_Dataset_
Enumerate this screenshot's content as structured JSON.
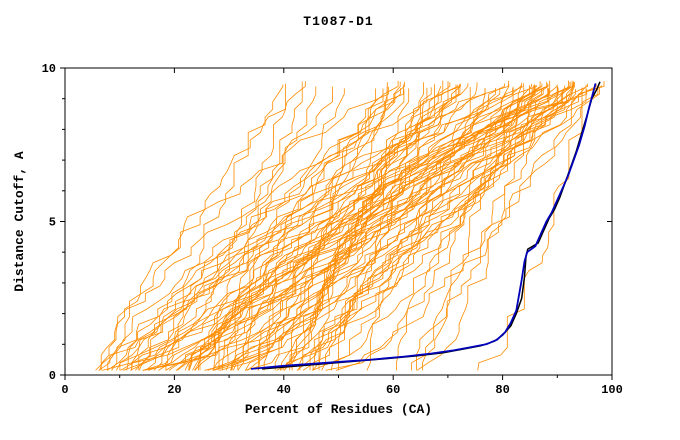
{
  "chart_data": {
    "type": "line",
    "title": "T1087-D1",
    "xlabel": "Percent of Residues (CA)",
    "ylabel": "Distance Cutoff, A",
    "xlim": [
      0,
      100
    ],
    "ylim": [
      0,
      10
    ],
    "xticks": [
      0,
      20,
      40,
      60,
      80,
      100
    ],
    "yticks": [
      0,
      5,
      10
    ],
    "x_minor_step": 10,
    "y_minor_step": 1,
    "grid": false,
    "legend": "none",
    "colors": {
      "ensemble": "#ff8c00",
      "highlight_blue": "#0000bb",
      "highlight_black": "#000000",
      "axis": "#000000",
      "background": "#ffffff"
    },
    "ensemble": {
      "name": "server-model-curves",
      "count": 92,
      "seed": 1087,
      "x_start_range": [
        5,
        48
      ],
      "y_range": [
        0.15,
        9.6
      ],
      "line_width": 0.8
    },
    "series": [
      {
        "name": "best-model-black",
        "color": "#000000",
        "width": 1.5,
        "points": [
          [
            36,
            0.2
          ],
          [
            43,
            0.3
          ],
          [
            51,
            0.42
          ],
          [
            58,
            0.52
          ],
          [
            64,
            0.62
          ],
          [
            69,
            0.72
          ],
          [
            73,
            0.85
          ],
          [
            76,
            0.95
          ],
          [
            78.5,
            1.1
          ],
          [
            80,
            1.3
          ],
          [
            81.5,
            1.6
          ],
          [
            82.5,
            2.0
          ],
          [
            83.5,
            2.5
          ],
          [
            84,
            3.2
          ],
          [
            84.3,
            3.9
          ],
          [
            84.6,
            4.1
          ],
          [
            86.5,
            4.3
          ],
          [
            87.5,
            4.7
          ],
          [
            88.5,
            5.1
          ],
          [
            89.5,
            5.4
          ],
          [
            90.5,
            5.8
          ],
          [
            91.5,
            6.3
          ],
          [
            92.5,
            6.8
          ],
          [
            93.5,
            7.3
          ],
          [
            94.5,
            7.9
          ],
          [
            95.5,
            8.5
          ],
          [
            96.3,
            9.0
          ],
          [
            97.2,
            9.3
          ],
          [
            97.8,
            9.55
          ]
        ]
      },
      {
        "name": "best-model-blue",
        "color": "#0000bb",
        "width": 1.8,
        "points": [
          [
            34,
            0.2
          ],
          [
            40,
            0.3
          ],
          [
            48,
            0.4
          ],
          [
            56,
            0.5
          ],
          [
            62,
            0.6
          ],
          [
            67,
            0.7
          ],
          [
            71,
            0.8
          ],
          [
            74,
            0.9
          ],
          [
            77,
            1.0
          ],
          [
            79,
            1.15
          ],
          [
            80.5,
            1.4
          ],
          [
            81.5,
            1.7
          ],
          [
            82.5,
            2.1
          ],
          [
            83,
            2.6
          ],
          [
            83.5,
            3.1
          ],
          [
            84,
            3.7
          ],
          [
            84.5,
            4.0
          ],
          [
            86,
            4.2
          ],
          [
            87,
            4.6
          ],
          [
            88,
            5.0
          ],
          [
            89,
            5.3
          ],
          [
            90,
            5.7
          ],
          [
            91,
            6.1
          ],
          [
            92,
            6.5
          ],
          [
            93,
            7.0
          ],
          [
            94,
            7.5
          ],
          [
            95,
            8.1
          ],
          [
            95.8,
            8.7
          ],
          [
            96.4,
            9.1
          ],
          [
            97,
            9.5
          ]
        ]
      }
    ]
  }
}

_Task to complete_
Where a line above contains the word "name", copy that line.

_Reply to the task_
      "name": "server-model-curves",
        "name": "best-model-black",
        "name": "best-model-blue",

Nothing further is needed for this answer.